Your task
Write every record out again exactly, and keep images out of it.

■ ■ ■ ■ ■ ■ ■

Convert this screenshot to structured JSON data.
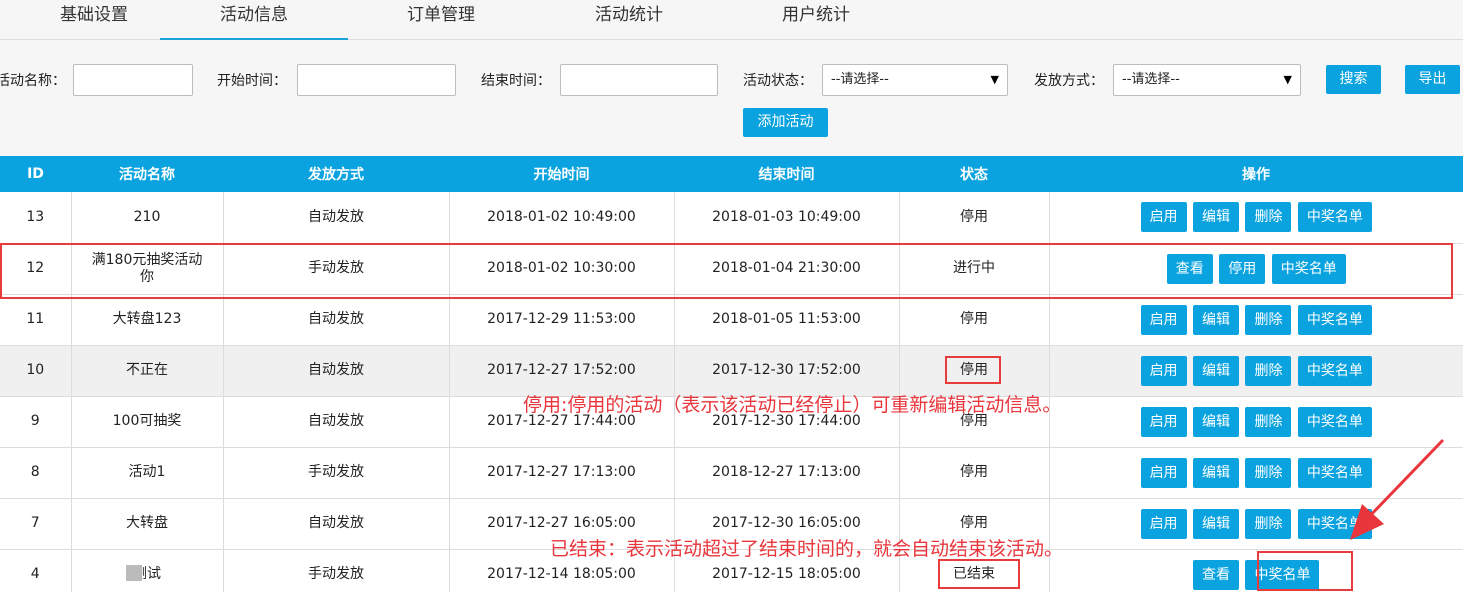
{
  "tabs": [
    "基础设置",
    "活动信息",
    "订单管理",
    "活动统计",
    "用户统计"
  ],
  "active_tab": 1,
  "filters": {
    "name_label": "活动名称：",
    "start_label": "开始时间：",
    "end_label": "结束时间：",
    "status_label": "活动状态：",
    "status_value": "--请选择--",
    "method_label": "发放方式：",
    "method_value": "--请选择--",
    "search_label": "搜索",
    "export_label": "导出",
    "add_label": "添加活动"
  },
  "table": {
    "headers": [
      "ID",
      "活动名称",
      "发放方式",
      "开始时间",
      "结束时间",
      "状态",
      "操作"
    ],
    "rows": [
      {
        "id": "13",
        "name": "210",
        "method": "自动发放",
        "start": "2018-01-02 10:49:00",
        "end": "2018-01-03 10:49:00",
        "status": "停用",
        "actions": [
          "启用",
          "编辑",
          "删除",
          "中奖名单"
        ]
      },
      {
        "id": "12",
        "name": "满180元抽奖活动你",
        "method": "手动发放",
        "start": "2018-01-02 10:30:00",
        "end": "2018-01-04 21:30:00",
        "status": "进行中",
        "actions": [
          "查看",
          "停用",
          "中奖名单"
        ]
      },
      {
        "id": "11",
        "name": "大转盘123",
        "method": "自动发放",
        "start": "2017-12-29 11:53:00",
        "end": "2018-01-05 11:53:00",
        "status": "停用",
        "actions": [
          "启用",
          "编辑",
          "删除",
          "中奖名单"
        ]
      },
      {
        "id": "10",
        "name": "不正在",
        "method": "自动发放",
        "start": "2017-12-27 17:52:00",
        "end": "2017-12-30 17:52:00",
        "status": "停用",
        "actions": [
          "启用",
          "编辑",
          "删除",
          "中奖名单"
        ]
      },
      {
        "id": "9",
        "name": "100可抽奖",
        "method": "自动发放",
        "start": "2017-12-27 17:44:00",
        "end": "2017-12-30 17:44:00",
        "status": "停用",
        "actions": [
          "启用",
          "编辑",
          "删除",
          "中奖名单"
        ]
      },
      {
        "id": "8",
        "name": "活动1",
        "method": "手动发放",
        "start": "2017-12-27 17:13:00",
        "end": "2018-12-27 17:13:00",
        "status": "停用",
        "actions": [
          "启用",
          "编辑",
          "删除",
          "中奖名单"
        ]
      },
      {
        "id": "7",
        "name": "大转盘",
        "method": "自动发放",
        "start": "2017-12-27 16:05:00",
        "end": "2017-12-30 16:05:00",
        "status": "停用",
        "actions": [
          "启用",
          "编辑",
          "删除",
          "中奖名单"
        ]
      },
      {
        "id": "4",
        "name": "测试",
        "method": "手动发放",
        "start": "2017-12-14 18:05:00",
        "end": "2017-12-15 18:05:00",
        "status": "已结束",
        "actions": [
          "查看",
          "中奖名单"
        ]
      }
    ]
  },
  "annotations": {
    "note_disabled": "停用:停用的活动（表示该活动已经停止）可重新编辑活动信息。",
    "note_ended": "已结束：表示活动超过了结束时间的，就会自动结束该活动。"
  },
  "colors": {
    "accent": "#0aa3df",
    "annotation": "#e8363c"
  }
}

■ ■ ■ ■ ■ ■ ■

Task output
Convert this screenshot to structured JSON data.
{
  "tabs": [
    "基础设置",
    "活动信息",
    "订单管理",
    "活动统计",
    "用户统计"
  ],
  "active_tab": 1,
  "filters": {
    "name_label": "活动名称：",
    "start_label": "开始时间：",
    "end_label": "结束时间：",
    "status_label": "活动状态：",
    "status_value": "--请选择--",
    "method_label": "发放方式：",
    "method_value": "--请选择--",
    "search_label": "搜索",
    "export_label": "导出",
    "add_label": "添加活动"
  },
  "table": {
    "headers": [
      "ID",
      "活动名称",
      "发放方式",
      "开始时间",
      "结束时间",
      "状态",
      "操作"
    ],
    "rows": [
      {
        "id": "13",
        "name": "210",
        "method": "自动发放",
        "start": "2018-01-02 10:49:00",
        "end": "2018-01-03 10:49:00",
        "status": "停用",
        "actions": [
          "启用",
          "编辑",
          "删除",
          "中奖名单"
        ]
      },
      {
        "id": "12",
        "name": "满180元抽奖活动你",
        "method": "手动发放",
        "start": "2018-01-02 10:30:00",
        "end": "2018-01-04 21:30:00",
        "status": "进行中",
        "actions": [
          "查看",
          "停用",
          "中奖名单"
        ]
      },
      {
        "id": "11",
        "name": "大转盘123",
        "method": "自动发放",
        "start": "2017-12-29 11:53:00",
        "end": "2018-01-05 11:53:00",
        "status": "停用",
        "actions": [
          "启用",
          "编辑",
          "删除",
          "中奖名单"
        ]
      },
      {
        "id": "10",
        "name": "不正在",
        "method": "自动发放",
        "start": "2017-12-27 17:52:00",
        "end": "2017-12-30 17:52:00",
        "status": "停用",
        "actions": [
          "启用",
          "编辑",
          "删除",
          "中奖名单"
        ]
      },
      {
        "id": "9",
        "name": "100可抽奖",
        "method": "自动发放",
        "start": "2017-12-27 17:44:00",
        "end": "2017-12-30 17:44:00",
        "status": "停用",
        "actions": [
          "启用",
          "编辑",
          "删除",
          "中奖名单"
        ]
      },
      {
        "id": "8",
        "name": "活动1",
        "method": "手动发放",
        "start": "2017-12-27 17:13:00",
        "end": "2018-12-27 17:13:00",
        "status": "停用",
        "actions": [
          "启用",
          "编辑",
          "删除",
          "中奖名单"
        ]
      },
      {
        "id": "7",
        "name": "大转盘",
        "method": "自动发放",
        "start": "2017-12-27 16:05:00",
        "end": "2017-12-30 16:05:00",
        "status": "停用",
        "actions": [
          "启用",
          "编辑",
          "删除",
          "中奖名单"
        ]
      },
      {
        "id": "4",
        "name": "测试",
        "method": "手动发放",
        "start": "2017-12-14 18:05:00",
        "end": "2017-12-15 18:05:00",
        "status": "已结束",
        "actions": [
          "查看",
          "中奖名单"
        ]
      }
    ]
  },
  "annotations": {
    "note_disabled": "停用:停用的活动（表示该活动已经停止）可重新编辑活动信息。",
    "note_ended": "已结束：表示活动超过了结束时间的，就会自动结束该活动。"
  },
  "colors": {
    "accent": "#0aa3df",
    "annotation": "#e8363c"
  }
}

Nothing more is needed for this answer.